* **GOAL OF THE EXERCISE**
Go through the listing and return every line with "text" in it.

--- start of DATA ENTRIES ---

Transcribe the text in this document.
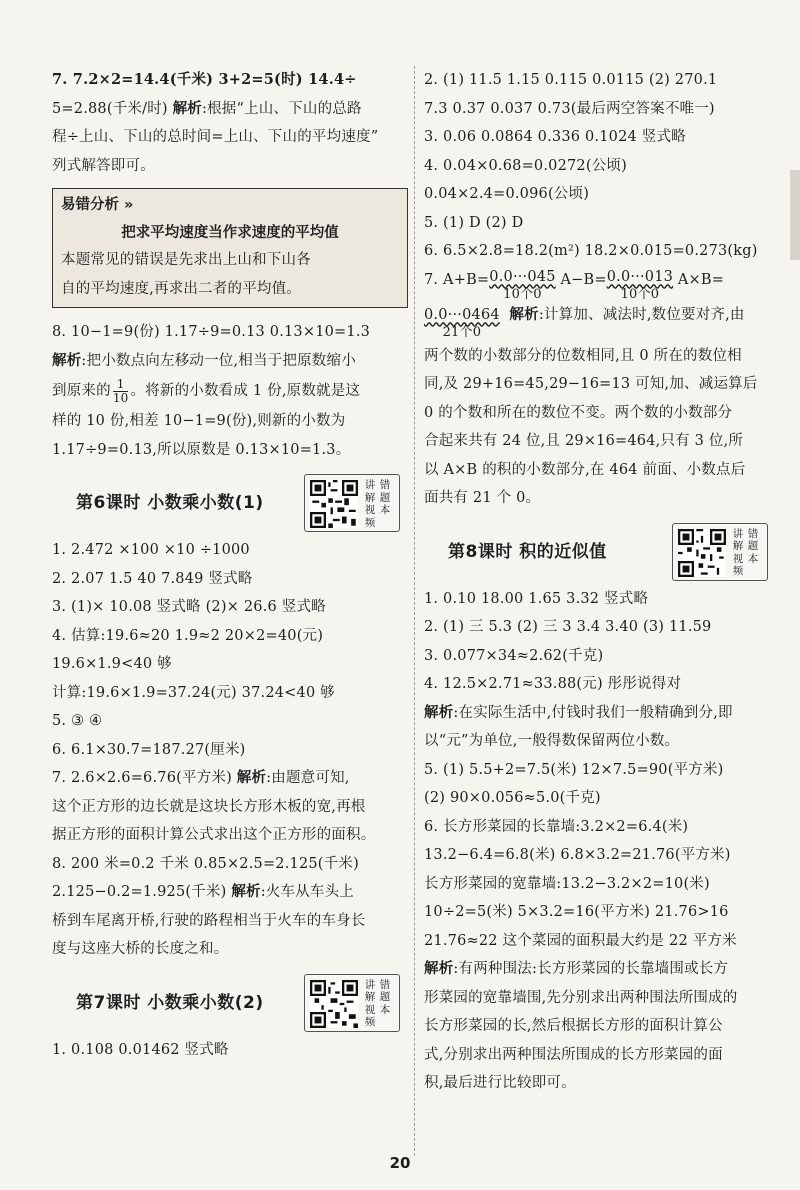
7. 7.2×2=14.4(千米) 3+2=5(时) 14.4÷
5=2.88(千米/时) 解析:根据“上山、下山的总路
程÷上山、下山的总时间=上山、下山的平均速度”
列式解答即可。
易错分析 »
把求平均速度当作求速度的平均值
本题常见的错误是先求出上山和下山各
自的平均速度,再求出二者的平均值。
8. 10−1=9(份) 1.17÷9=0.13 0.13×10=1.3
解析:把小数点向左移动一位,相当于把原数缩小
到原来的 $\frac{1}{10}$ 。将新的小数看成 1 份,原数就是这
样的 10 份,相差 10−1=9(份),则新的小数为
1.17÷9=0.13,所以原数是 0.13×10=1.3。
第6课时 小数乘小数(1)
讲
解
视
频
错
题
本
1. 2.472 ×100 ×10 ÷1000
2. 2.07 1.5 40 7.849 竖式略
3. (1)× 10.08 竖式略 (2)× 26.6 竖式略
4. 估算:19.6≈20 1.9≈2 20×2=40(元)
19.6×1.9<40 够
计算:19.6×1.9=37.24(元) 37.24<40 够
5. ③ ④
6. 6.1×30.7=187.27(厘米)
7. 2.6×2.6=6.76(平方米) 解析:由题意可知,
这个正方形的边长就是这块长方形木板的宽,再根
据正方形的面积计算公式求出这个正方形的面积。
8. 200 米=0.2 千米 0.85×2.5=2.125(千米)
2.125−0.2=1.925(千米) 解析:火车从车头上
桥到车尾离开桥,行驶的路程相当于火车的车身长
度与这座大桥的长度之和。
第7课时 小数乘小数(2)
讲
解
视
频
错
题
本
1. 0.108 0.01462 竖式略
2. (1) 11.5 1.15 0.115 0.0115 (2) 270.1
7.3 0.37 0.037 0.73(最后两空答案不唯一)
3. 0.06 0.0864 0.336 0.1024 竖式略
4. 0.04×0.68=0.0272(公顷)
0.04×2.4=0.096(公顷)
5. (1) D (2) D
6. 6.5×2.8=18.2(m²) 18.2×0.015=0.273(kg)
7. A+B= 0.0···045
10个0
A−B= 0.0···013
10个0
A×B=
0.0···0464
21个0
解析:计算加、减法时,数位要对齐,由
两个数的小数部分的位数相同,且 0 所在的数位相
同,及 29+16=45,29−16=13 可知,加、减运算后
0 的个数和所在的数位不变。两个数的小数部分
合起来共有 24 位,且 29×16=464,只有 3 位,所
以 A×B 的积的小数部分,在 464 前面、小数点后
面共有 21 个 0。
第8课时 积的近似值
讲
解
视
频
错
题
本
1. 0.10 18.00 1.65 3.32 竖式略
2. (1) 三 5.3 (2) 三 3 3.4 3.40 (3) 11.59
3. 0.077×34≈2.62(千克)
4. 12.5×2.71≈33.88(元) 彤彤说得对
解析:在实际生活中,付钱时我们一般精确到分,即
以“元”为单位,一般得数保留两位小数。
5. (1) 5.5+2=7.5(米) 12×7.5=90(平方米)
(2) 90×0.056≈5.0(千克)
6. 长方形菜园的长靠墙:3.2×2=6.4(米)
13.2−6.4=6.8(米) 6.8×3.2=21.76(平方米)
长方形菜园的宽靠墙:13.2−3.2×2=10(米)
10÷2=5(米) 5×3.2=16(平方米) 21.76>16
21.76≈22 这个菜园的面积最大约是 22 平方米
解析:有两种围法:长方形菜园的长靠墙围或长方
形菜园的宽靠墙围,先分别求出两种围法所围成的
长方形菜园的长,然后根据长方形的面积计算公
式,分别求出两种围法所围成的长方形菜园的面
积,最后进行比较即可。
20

--- end of DATA ENTRIES ---
--- start of DATA ENTRIES ---

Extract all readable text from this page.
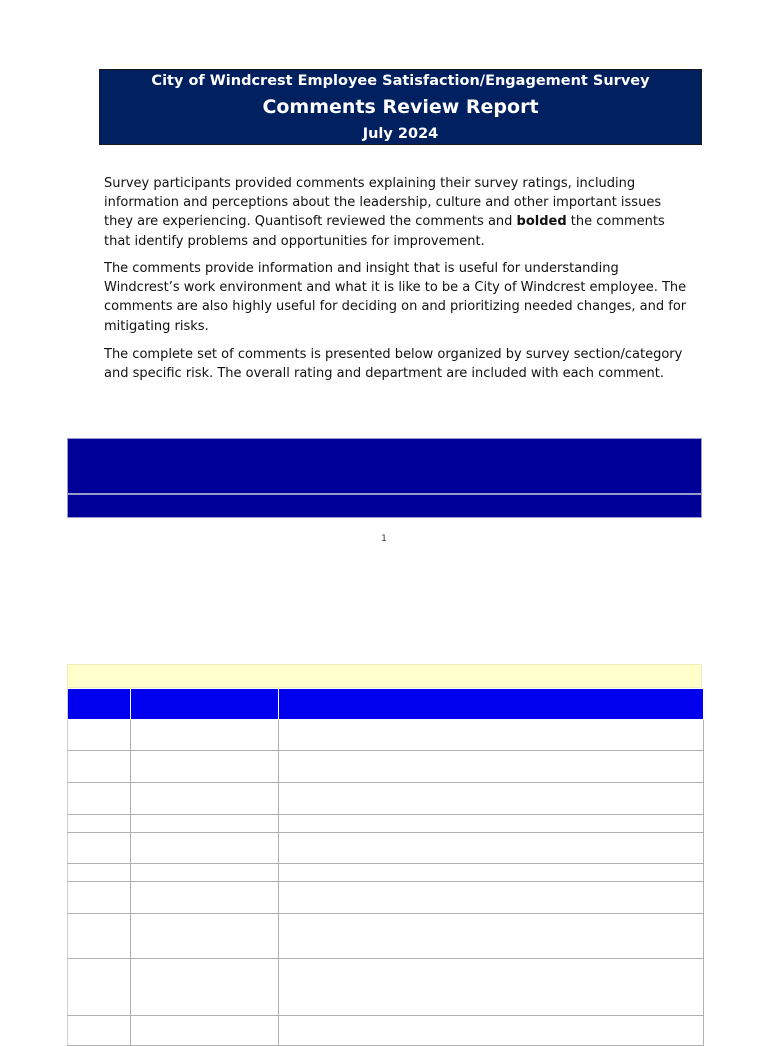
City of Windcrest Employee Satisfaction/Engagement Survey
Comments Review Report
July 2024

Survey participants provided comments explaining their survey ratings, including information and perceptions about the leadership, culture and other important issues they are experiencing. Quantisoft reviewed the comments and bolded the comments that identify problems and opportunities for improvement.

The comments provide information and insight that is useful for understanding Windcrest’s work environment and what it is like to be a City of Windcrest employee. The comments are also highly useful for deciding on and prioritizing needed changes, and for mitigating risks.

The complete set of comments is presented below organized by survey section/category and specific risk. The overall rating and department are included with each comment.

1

--- end of DATA ENTRIES ---
--- start of DATA ENTRIES ---

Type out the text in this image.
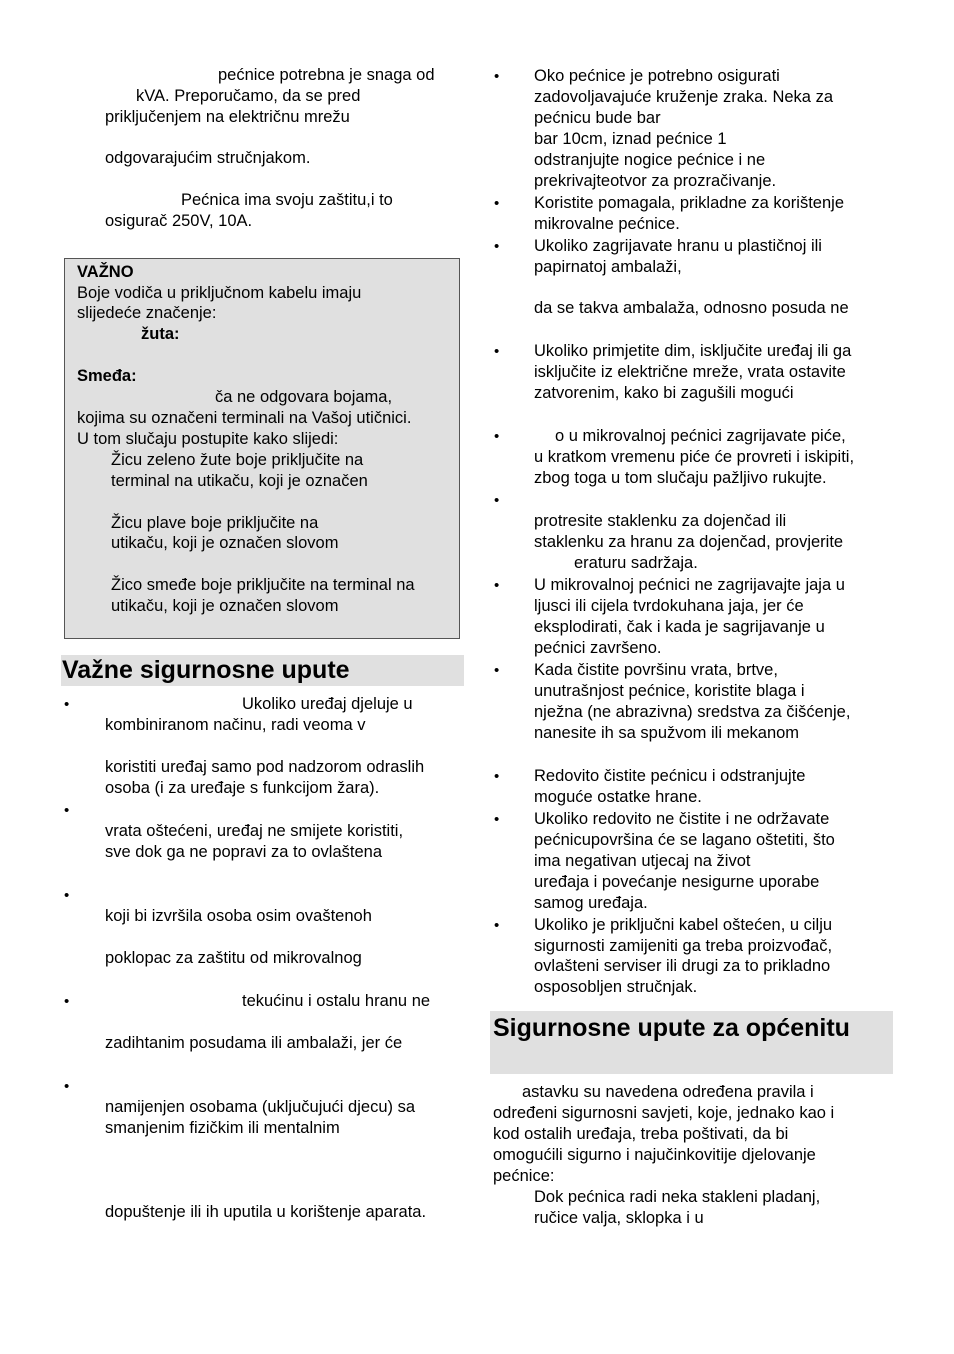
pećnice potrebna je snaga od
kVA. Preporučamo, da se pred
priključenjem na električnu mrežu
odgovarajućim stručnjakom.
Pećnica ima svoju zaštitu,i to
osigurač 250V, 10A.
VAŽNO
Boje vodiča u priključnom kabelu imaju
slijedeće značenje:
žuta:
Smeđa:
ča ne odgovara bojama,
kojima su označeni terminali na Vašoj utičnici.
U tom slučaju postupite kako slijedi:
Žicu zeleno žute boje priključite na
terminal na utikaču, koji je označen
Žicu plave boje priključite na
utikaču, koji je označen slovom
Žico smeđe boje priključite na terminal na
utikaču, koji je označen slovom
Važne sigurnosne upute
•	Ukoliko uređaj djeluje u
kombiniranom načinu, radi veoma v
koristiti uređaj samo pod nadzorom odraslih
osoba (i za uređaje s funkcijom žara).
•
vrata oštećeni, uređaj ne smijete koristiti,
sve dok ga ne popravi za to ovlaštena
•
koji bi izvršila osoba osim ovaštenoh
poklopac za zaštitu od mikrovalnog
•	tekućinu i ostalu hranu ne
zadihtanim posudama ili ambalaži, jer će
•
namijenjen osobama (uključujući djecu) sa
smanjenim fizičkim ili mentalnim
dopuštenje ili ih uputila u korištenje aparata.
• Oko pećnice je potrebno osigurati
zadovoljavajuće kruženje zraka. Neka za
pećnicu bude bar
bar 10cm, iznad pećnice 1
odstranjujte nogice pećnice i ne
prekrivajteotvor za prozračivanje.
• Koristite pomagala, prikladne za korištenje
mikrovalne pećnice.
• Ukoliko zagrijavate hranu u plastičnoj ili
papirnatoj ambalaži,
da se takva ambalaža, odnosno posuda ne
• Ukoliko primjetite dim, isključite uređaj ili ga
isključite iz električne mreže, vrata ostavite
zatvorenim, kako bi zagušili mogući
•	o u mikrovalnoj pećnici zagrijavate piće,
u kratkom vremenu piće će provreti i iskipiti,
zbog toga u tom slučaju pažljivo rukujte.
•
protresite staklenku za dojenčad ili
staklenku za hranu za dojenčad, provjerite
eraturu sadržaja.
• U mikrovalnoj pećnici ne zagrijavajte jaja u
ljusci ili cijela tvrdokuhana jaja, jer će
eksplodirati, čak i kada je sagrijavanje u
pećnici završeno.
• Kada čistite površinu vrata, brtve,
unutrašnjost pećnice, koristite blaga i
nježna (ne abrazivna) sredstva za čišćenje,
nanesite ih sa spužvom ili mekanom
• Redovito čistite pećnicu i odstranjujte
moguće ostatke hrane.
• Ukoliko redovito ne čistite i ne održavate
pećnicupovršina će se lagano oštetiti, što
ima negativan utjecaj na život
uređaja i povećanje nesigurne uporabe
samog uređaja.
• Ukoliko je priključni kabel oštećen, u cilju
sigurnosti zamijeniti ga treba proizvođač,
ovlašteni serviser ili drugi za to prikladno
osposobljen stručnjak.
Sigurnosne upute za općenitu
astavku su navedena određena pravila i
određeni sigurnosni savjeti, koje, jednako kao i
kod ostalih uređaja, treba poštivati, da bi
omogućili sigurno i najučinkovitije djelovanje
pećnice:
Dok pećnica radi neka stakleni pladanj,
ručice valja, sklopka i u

--- end of DATA ENTRIES ---

* **EXPECTED ANSWER**
Transcribe the text in this document.
Extract all readable text from this page.
Type out the text in this image.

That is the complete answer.